-- PROBLEM DESCRIPTION --
Every entry must be duplicated precisely as written.
** Start of RAW RECORDS **
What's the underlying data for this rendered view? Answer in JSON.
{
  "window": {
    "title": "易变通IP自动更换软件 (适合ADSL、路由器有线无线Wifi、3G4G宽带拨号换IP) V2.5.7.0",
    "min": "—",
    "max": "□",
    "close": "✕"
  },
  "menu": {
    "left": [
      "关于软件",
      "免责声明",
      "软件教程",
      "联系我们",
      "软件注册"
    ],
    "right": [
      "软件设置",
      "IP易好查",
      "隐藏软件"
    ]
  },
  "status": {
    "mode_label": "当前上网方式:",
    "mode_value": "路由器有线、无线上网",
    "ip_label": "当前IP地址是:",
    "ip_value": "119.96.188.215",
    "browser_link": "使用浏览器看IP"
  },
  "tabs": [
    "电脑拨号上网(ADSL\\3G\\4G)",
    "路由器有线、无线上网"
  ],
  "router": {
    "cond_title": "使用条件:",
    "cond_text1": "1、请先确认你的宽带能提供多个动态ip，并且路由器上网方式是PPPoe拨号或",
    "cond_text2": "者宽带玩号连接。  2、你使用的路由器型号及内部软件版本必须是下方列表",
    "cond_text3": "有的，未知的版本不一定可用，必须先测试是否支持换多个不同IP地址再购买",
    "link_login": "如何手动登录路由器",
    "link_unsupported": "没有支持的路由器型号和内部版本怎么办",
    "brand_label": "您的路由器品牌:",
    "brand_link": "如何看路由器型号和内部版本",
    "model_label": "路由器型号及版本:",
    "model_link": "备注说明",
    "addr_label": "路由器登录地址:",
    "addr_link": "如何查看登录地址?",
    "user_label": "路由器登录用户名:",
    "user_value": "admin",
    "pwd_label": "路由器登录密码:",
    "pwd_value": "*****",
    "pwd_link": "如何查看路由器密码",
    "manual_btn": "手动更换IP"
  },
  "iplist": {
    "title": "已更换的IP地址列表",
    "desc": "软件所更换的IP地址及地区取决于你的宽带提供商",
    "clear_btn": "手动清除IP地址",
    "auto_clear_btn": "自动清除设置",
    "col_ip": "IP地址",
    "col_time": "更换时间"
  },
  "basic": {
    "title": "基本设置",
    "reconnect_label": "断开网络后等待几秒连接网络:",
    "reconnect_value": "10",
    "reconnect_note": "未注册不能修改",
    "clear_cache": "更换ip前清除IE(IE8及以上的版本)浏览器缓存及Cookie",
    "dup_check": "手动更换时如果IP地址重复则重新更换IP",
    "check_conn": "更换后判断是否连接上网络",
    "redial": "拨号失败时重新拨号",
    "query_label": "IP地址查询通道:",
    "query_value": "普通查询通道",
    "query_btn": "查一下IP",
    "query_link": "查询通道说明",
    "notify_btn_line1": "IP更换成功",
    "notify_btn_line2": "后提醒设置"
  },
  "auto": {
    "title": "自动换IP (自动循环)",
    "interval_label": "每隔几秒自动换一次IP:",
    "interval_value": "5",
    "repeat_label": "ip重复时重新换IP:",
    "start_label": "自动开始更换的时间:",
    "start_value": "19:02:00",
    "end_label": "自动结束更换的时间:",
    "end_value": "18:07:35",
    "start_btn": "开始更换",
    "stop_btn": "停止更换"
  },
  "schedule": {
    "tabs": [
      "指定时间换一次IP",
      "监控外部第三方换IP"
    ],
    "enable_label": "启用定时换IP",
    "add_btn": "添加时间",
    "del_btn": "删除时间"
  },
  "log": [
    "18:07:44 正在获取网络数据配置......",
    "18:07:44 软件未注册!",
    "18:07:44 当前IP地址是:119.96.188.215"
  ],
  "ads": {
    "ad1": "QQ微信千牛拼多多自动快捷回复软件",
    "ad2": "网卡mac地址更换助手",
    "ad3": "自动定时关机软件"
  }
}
** End of RAW RECORDS **
-- TASK ANSWER --
What's the underlying data for this rendered view? Answer in JSON.
{
  "window": {
    "title": "易变通IP自动更换软件 (适合ADSL、路由器有线无线Wifi、3G4G宽带拨号换IP) V2.5.7.0",
    "min": "—",
    "max": "□",
    "close": "✕"
  },
  "menu": {
    "left": [
      "关于软件",
      "免责声明",
      "软件教程",
      "联系我们",
      "软件注册"
    ],
    "right": [
      "软件设置",
      "IP易好查",
      "隐藏软件"
    ]
  },
  "status": {
    "mode_label": "当前上网方式:",
    "mode_value": "路由器有线、无线上网",
    "ip_label": "当前IP地址是:",
    "ip_value": "119.96.188.215",
    "browser_link": "使用浏览器看IP"
  },
  "tabs": [
    "电脑拨号上网(ADSL\\3G\\4G)",
    "路由器有线、无线上网"
  ],
  "router": {
    "cond_title": "使用条件:",
    "cond_text1": "1、请先确认你的宽带能提供多个动态ip，并且路由器上网方式是PPPoe拨号或",
    "cond_text2": "者宽带玩号连接。  2、你使用的路由器型号及内部软件版本必须是下方列表",
    "cond_text3": "有的，未知的版本不一定可用，必须先测试是否支持换多个不同IP地址再购买",
    "link_login": "如何手动登录路由器",
    "link_unsupported": "没有支持的路由器型号和内部版本怎么办",
    "brand_label": "您的路由器品牌:",
    "brand_link": "如何看路由器型号和内部版本",
    "model_label": "路由器型号及版本:",
    "model_link": "备注说明",
    "addr_label": "路由器登录地址:",
    "addr_link": "如何查看登录地址?",
    "user_label": "路由器登录用户名:",
    "user_value": "admin",
    "pwd_label": "路由器登录密码:",
    "pwd_value": "*****",
    "pwd_link": "如何查看路由器密码",
    "manual_btn": "手动更换IP"
  },
  "iplist": {
    "title": "已更换的IP地址列表",
    "desc": "软件所更换的IP地址及地区取决于你的宽带提供商",
    "clear_btn": "手动清除IP地址",
    "auto_clear_btn": "自动清除设置",
    "col_ip": "IP地址",
    "col_time": "更换时间"
  },
  "basic": {
    "title": "基本设置",
    "reconnect_label": "断开网络后等待几秒连接网络:",
    "reconnect_value": "10",
    "reconnect_note": "未注册不能修改",
    "clear_cache": "更换ip前清除IE(IE8及以上的版本)浏览器缓存及Cookie",
    "dup_check": "手动更换时如果IP地址重复则重新更换IP",
    "check_conn": "更换后判断是否连接上网络",
    "redial": "拨号失败时重新拨号",
    "query_label": "IP地址查询通道:",
    "query_value": "普通查询通道",
    "query_btn": "查一下IP",
    "query_link": "查询通道说明",
    "notify_btn_line1": "IP更换成功",
    "notify_btn_line2": "后提醒设置"
  },
  "auto": {
    "title": "自动换IP (自动循环)",
    "interval_label": "每隔几秒自动换一次IP:",
    "interval_value": "5",
    "repeat_label": "ip重复时重新换IP:",
    "start_label": "自动开始更换的时间:",
    "start_value": "19:02:00",
    "end_label": "自动结束更换的时间:",
    "end_value": "18:07:35",
    "start_btn": "开始更换",
    "stop_btn": "停止更换"
  },
  "schedule": {
    "tabs": [
      "指定时间换一次IP",
      "监控外部第三方换IP"
    ],
    "enable_label": "启用定时换IP",
    "add_btn": "添加时间",
    "del_btn": "删除时间"
  },
  "log": [
    "18:07:44 正在获取网络数据配置......",
    "18:07:44 软件未注册!",
    "18:07:44 当前IP地址是:119.96.188.215"
  ],
  "ads": {
    "ad1": "QQ微信千牛拼多多自动快捷回复软件",
    "ad2": "网卡mac地址更换助手",
    "ad3": "自动定时关机软件"
  }
}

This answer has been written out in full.